> _Figure contents as structured data_:
-- start --

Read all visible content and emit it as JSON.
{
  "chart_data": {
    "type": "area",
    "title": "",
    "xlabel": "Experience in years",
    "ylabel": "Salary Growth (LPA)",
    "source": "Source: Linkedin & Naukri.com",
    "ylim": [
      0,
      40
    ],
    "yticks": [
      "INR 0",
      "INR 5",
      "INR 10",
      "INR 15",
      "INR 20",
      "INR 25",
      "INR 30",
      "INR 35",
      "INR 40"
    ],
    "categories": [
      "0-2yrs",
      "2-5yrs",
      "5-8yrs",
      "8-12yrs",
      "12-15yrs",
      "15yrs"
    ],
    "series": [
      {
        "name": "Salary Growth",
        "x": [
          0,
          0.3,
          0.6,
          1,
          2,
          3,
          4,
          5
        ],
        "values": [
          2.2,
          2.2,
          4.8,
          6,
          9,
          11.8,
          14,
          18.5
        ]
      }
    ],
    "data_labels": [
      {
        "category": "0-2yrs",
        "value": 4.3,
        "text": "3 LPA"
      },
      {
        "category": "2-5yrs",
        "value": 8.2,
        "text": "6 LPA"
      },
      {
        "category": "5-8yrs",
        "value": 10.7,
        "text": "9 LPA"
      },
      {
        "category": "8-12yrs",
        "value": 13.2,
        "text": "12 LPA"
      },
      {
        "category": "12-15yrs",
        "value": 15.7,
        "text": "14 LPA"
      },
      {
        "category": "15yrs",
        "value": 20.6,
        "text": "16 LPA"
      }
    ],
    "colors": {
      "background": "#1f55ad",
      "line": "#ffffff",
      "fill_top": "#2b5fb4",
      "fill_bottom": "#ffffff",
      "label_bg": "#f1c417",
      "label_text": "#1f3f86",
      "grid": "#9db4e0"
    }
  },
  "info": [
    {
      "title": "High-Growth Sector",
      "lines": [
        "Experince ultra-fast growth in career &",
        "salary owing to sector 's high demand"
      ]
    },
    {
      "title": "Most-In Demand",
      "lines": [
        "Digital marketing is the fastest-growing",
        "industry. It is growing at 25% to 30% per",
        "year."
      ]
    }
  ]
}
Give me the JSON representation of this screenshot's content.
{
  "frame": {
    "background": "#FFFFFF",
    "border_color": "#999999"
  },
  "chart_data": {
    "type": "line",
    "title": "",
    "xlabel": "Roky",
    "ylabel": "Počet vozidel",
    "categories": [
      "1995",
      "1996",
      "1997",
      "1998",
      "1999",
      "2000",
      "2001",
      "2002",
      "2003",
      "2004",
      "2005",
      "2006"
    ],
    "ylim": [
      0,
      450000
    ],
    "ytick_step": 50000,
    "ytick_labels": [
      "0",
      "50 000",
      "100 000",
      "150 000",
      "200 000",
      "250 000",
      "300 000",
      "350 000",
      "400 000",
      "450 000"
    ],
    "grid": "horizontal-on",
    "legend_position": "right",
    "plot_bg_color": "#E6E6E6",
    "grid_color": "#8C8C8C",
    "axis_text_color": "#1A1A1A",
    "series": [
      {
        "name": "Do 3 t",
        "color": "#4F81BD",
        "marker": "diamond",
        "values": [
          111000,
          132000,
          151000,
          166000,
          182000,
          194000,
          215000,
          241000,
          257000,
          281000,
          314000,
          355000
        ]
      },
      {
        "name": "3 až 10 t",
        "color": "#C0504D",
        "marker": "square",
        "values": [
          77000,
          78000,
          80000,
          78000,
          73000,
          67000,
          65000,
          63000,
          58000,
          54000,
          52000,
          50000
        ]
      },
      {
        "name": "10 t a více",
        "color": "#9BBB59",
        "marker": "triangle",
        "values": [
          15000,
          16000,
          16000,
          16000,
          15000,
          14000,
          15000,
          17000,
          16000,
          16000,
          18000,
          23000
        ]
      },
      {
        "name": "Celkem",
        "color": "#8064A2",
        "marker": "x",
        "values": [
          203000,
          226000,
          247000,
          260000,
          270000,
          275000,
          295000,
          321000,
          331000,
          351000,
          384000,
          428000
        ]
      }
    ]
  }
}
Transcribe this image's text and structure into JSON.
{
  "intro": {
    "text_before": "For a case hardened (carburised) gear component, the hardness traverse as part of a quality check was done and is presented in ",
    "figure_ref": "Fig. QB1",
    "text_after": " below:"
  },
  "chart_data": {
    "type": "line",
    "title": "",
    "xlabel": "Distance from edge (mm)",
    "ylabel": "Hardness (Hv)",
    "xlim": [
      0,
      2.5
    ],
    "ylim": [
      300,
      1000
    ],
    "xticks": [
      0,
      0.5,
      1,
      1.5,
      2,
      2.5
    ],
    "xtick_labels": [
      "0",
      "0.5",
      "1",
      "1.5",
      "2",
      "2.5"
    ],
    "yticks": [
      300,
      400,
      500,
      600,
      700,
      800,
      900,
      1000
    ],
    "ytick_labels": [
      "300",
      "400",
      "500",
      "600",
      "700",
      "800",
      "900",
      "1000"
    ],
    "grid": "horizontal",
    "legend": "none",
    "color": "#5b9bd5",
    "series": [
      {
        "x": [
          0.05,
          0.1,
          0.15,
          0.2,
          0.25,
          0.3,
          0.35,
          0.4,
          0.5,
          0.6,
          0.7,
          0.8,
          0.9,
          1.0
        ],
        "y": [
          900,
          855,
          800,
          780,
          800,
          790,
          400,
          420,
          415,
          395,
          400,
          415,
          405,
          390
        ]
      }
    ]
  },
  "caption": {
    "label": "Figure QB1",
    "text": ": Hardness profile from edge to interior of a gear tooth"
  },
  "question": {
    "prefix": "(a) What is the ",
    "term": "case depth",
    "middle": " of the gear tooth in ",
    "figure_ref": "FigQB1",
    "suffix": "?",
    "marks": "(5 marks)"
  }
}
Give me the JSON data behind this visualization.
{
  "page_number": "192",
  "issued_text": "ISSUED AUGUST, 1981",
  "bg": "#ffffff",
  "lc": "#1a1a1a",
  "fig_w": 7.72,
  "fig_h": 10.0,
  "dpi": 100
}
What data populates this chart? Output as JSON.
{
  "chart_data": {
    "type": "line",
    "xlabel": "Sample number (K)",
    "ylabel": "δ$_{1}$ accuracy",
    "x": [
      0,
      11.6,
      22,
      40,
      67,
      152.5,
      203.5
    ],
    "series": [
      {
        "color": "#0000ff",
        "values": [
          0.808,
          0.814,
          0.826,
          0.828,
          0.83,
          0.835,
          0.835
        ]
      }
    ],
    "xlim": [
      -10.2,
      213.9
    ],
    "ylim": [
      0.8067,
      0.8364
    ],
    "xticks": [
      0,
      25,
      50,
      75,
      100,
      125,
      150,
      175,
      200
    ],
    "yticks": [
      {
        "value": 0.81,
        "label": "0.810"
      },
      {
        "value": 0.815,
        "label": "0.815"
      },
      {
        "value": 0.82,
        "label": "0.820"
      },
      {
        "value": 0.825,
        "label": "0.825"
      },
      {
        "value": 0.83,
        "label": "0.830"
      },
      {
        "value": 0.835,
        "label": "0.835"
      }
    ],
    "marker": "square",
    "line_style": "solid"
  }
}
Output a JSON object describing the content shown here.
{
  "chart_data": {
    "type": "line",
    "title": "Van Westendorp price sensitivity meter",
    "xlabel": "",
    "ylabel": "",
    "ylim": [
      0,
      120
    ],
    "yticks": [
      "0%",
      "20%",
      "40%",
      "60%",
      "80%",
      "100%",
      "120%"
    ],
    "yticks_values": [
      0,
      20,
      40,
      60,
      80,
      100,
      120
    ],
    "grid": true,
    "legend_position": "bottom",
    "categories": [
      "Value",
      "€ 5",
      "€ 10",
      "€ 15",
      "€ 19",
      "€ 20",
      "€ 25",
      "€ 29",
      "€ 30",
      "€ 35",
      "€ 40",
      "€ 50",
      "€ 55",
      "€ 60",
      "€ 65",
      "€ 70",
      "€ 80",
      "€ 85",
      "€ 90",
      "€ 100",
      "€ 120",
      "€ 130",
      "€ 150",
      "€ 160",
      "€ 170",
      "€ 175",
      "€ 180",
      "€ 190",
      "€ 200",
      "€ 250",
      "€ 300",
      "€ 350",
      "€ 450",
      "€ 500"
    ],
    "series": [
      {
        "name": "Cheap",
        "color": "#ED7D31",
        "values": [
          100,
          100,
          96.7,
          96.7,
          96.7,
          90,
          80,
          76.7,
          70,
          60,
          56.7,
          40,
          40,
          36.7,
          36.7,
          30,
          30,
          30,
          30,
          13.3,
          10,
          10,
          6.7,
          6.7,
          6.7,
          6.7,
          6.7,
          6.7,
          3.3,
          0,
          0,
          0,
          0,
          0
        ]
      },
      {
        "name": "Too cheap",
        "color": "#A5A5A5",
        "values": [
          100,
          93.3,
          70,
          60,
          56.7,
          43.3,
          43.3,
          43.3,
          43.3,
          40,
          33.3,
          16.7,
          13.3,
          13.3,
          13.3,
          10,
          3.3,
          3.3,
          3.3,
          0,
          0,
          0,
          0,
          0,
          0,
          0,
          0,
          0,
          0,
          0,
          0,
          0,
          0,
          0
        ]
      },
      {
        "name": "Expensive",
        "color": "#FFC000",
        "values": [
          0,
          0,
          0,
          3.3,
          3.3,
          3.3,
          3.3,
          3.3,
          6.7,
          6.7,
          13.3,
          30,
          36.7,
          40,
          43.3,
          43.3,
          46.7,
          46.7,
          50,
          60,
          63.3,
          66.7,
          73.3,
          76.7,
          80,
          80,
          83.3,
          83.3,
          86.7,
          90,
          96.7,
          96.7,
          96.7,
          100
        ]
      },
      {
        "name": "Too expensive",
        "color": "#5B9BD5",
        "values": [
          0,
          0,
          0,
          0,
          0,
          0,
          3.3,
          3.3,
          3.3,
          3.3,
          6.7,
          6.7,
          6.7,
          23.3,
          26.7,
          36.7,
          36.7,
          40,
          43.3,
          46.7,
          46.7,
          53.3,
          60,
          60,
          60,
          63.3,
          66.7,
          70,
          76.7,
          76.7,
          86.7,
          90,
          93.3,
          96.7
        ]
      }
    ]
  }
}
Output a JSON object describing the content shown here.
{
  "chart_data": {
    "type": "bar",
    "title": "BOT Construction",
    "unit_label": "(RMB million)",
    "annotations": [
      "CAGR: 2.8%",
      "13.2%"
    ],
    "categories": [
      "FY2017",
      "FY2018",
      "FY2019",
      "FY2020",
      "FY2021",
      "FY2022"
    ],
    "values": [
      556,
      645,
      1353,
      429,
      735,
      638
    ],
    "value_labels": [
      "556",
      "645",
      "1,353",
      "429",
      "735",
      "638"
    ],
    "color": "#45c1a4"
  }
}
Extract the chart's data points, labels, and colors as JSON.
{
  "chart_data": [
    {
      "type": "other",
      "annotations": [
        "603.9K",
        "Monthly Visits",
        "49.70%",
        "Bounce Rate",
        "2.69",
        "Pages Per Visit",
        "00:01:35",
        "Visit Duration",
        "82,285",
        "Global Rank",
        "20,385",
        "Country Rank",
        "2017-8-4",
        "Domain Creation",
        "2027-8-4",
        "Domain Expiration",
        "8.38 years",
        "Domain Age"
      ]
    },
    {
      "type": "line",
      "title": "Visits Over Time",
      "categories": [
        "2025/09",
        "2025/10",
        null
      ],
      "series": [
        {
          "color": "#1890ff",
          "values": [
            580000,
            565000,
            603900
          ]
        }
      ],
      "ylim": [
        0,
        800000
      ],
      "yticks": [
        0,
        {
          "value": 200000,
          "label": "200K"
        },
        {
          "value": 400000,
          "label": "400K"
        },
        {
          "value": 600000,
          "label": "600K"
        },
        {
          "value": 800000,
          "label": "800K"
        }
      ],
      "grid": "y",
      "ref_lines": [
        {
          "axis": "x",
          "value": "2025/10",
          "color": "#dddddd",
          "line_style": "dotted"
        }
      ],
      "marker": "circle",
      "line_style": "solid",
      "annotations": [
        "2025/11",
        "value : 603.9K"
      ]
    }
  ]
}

-- end --

> _What is required_: Gather all lines from the records above in which "Give" appears.

> _Exercise solution_:
Give me the JSON representation of this screenshot's content.
Give me the JSON data behind this visualization.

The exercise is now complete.